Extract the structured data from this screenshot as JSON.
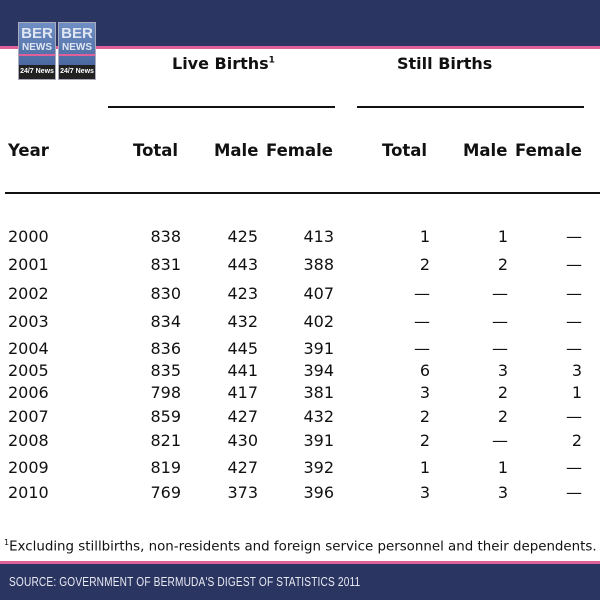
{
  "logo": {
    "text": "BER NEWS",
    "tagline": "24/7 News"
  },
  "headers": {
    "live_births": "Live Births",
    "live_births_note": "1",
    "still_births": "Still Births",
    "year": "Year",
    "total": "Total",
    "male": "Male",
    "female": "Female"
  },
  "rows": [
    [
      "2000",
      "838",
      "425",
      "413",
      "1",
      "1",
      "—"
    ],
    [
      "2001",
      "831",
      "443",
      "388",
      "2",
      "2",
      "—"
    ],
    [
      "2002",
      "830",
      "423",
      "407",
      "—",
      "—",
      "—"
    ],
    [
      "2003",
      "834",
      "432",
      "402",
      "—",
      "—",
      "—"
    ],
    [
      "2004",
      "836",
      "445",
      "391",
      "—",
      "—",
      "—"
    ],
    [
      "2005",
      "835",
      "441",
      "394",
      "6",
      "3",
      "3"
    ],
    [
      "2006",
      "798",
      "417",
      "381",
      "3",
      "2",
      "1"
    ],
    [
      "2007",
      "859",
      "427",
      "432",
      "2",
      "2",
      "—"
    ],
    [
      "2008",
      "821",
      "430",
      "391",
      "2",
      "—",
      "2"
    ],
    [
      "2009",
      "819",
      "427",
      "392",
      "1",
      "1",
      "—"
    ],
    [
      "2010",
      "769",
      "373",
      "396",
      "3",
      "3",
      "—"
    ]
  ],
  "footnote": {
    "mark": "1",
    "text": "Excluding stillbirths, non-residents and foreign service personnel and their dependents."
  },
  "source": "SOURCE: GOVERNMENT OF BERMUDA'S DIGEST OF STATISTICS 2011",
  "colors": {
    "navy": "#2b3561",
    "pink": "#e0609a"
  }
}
-------------------------
> **Problem description**
Select all lines with the word "text" from the entries above.

> **Completed task**
    "text": "BER NEWS",
    "text": "Excluding stillbirths, non-residents and foreign service personnel and their dependents."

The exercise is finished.